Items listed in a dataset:

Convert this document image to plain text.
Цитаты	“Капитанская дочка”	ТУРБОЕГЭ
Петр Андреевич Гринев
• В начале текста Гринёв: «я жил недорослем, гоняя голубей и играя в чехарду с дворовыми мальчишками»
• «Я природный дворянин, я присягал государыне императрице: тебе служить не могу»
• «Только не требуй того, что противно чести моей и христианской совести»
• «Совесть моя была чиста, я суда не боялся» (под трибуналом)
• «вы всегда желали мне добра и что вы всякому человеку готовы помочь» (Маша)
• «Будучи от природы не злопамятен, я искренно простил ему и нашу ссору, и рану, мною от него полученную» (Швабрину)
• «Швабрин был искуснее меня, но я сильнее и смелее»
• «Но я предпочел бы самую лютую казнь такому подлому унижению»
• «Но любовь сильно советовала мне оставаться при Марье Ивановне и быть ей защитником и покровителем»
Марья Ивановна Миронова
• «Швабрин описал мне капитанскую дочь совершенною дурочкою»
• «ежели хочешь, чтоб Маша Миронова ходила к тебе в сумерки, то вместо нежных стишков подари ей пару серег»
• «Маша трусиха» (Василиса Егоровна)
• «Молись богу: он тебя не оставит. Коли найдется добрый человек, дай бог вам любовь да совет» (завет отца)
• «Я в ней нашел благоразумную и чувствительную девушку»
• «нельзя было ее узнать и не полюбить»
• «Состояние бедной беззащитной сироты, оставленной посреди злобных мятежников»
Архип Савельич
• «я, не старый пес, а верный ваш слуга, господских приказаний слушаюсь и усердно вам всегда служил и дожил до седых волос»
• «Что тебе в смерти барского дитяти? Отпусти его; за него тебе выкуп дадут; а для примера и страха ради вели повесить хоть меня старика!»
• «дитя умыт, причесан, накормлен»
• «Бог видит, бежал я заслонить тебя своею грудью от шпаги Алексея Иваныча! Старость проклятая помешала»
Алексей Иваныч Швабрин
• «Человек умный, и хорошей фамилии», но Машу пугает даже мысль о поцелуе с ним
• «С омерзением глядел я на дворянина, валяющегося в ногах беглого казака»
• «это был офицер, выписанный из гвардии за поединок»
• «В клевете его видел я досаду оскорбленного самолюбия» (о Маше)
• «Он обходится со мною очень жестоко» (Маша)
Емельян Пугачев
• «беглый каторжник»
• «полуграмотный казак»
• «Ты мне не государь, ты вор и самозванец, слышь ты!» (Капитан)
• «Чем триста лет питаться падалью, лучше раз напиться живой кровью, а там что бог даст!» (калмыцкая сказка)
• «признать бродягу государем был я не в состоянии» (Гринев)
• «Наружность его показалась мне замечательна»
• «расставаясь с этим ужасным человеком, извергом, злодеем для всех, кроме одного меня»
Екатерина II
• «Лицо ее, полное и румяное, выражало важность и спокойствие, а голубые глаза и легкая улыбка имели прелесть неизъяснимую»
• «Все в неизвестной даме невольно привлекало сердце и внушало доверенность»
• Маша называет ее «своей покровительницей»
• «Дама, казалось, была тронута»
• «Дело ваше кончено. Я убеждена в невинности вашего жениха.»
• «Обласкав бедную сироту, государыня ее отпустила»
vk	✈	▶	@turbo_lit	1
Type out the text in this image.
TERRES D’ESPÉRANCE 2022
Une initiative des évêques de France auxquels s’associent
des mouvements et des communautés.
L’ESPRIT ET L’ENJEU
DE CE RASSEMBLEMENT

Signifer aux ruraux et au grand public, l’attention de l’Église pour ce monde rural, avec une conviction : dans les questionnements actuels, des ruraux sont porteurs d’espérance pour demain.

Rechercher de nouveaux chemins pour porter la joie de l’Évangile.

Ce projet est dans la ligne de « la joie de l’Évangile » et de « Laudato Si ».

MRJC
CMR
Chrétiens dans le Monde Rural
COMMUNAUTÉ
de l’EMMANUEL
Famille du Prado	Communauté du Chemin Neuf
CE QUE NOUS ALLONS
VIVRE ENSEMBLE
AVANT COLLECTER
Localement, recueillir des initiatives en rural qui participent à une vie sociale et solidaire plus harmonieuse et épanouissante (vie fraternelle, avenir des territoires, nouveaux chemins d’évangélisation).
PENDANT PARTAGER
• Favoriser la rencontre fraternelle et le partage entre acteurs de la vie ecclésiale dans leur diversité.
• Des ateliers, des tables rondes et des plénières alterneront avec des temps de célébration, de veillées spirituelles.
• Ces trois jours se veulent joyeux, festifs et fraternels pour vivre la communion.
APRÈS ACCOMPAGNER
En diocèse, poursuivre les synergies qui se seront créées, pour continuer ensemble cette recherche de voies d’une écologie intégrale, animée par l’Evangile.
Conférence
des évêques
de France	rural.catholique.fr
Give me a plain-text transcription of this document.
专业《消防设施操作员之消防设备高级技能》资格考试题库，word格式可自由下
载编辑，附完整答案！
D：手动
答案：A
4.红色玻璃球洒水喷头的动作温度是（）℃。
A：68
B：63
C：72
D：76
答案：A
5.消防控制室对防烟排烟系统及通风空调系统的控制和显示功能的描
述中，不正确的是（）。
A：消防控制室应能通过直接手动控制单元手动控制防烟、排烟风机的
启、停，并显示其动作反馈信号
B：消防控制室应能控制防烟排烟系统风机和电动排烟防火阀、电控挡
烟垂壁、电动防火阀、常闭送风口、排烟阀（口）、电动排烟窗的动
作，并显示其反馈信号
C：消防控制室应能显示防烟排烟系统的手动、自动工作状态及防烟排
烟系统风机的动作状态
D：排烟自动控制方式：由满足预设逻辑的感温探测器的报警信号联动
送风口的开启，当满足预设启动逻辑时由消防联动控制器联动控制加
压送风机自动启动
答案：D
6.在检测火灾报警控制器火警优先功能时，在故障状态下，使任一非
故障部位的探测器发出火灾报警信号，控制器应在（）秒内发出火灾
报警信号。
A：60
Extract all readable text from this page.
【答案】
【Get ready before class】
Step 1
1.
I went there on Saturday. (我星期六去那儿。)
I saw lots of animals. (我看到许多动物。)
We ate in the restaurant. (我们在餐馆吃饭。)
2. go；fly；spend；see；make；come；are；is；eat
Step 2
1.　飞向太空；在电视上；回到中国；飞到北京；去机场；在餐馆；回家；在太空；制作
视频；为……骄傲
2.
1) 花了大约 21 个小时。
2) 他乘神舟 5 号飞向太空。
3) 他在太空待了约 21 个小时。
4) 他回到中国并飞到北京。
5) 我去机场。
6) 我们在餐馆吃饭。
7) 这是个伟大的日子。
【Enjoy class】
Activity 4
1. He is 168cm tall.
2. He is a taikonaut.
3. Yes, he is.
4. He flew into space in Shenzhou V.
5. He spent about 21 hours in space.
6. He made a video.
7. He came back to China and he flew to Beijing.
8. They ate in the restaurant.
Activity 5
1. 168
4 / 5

- [Written instruction]: From the records above, extract every line exactly as it stands.

- [The completed task]:
Convert this document image to plain text.
Цитаты	“Капитанская дочка”	ТУРБОЕГЭ
Петр Андреевич Гринев
• В начале текста Гринёв: «я жил недорослем, гоняя голубей и играя в чехарду с дворовыми мальчишками»
• «Я природный дворянин, я присягал государыне императрице: тебе служить не могу»
• «Только не требуй того, что противно чести моей и христианской совести»
• «Совесть моя была чиста, я суда не боялся» (под трибуналом)
• «вы всегда желали мне добра и что вы всякому человеку готовы помочь» (Маша)
• «Будучи от природы не злопамятен, я искренно простил ему и нашу ссору, и рану, мною от него полученную» (Швабрину)
• «Швабрин был искуснее меня, но я сильнее и смелее»
• «Но я предпочел бы самую лютую казнь такому подлому унижению»
• «Но любовь сильно советовала мне оставаться при Марье Ивановне и быть ей защитником и покровителем»
Марья Ивановна Миронова
• «Швабрин описал мне капитанскую дочь совершенною дурочкою»
• «ежели хочешь, чтоб Маша Миронова ходила к тебе в сумерки, то вместо нежных стишков подари ей пару серег»
• «Маша трусиха» (Василиса Егоровна)
• «Молись богу: он тебя не оставит. Коли найдется добрый человек, дай бог вам любовь да совет» (завет отца)
• «Я в ней нашел благоразумную и чувствительную девушку»
• «нельзя было ее узнать и не полюбить»
• «Состояние бедной беззащитной сироты, оставленной посреди злобных мятежников»
Архип Савельич
• «я, не старый пес, а верный ваш слуга, господских приказаний слушаюсь и усердно вам всегда служил и дожил до седых волос»
• «Что тебе в смерти барского дитяти? Отпусти его; за него тебе выкуп дадут; а для примера и страха ради вели повесить хоть меня старика!»
• «дитя умыт, причесан, накормлен»
• «Бог видит, бежал я заслонить тебя своею грудью от шпаги Алексея Иваныча! Старость проклятая помешала»
Алексей Иваныч Швабрин
• «Человек умный, и хорошей фамилии», но Машу пугает даже мысль о поцелуе с ним
• «С омерзением глядел я на дворянина, валяющегося в ногах беглого казака»
• «это был офицер, выписанный из гвардии за поединок»
• «В клевете его видел я досаду оскорбленного самолюбия» (о Маше)
• «Он обходится со мною очень жестоко» (Маша)
Емельян Пугачев
• «беглый каторжник»
• «полуграмотный казак»
• «Ты мне не государь, ты вор и самозванец, слышь ты!» (Капитан)
• «Чем триста лет питаться падалью, лучше раз напиться живой кровью, а там что бог даст!» (калмыцкая сказка)
• «признать бродягу государем был я не в состоянии» (Гринев)
• «Наружность его показалась мне замечательна»
• «расставаясь с этим ужасным человеком, извергом, злодеем для всех, кроме одного меня»
Екатерина II
• «Лицо ее, полное и румяное, выражало важность и спокойствие, а голубые глаза и легкая улыбка имели прелесть неизъяснимую»
• «Все в неизвестной даме невольно привлекало сердце и внушало доверенность»
• Маша называет ее «своей покровительницей»
• «Дама, казалось, была тронута»
• «Дело ваше кончено. Я убеждена в невинности вашего жениха.»
• «Обласкав бедную сироту, государыня ее отпустила»
vk	✈	▶	@turbo_lit	1
Type out the text in this image.
TERRES D’ESPÉRANCE 2022
Une initiative des évêques de France auxquels s’associent
des mouvements et des communautés.
L’ESPRIT ET L’ENJEU
DE CE RASSEMBLEMENT

Signifer aux ruraux et au grand public, l’attention de l’Église pour ce monde rural, avec une conviction : dans les questionnements actuels, des ruraux sont porteurs d’espérance pour demain.

Rechercher de nouveaux chemins pour porter la joie de l’Évangile.

Ce projet est dans la ligne de « la joie de l’Évangile » et de « Laudato Si ».

MRJC
CMR
Chrétiens dans le Monde Rural
COMMUNAUTÉ
de l’EMMANUEL
Famille du Prado	Communauté du Chemin Neuf
CE QUE NOUS ALLONS
VIVRE ENSEMBLE
AVANT COLLECTER
Localement, recueillir des initiatives en rural qui participent à une vie sociale et solidaire plus harmonieuse et épanouissante (vie fraternelle, avenir des territoires, nouveaux chemins d’évangélisation).
PENDANT PARTAGER
• Favoriser la rencontre fraternelle et le partage entre acteurs de la vie ecclésiale dans leur diversité.
• Des ateliers, des tables rondes et des plénières alterneront avec des temps de célébration, de veillées spirituelles.
• Ces trois jours se veulent joyeux, festifs et fraternels pour vivre la communion.
APRÈS ACCOMPAGNER
En diocèse, poursuivre les synergies qui se seront créées, pour continuer ensemble cette recherche de voies d’une écologie intégrale, animée par l’Evangile.
Conférence
des évêques
de France	rural.catholique.fr
Give me a plain-text transcription of this document.
专业《消防设施操作员之消防设备高级技能》资格考试题库，word格式可自由下
载编辑，附完整答案！
D：手动
答案：A
4.红色玻璃球洒水喷头的动作温度是（）℃。
A：68
B：63
C：72
D：76
答案：A
5.消防控制室对防烟排烟系统及通风空调系统的控制和显示功能的描
述中，不正确的是（）。
A：消防控制室应能通过直接手动控制单元手动控制防烟、排烟风机的
启、停，并显示其动作反馈信号
B：消防控制室应能控制防烟排烟系统风机和电动排烟防火阀、电控挡
烟垂壁、电动防火阀、常闭送风口、排烟阀（口）、电动排烟窗的动
作，并显示其反馈信号
C：消防控制室应能显示防烟排烟系统的手动、自动工作状态及防烟排
烟系统风机的动作状态
D：排烟自动控制方式：由满足预设逻辑的感温探测器的报警信号联动
送风口的开启，当满足预设启动逻辑时由消防联动控制器联动控制加
压送风机自动启动
答案：D
6.在检测火灾报警控制器火警优先功能时，在故障状态下，使任一非
故障部位的探测器发出火灾报警信号，控制器应在（）秒内发出火灾
报警信号。
A：60
Extract all readable text from this page.
【答案】
【Get ready before class】
Step 1
1.
I went there on Saturday. (我星期六去那儿。)
I saw lots of animals. (我看到许多动物。)
We ate in the restaurant. (我们在餐馆吃饭。)
2. go；fly；spend；see；make；come；are；is；eat
Step 2
1.　飞向太空；在电视上；回到中国；飞到北京；去机场；在餐馆；回家；在太空；制作
视频；为……骄傲
2.
1) 花了大约 21 个小时。
2) 他乘神舟 5 号飞向太空。
3) 他在太空待了约 21 个小时。
4) 他回到中国并飞到北京。
5) 我去机场。
6) 我们在餐馆吃饭。
7) 这是个伟大的日子。
【Enjoy class】
Activity 4
1. He is 168cm tall.
2. He is a taikonaut.
3. Yes, he is.
4. He flew into space in Shenzhou V.
5. He spent about 21 hours in space.
6. He made a video.
7. He came back to China and he flew to Beijing.
8. They ate in the restaurant.
Activity 5
1. 168
4 / 5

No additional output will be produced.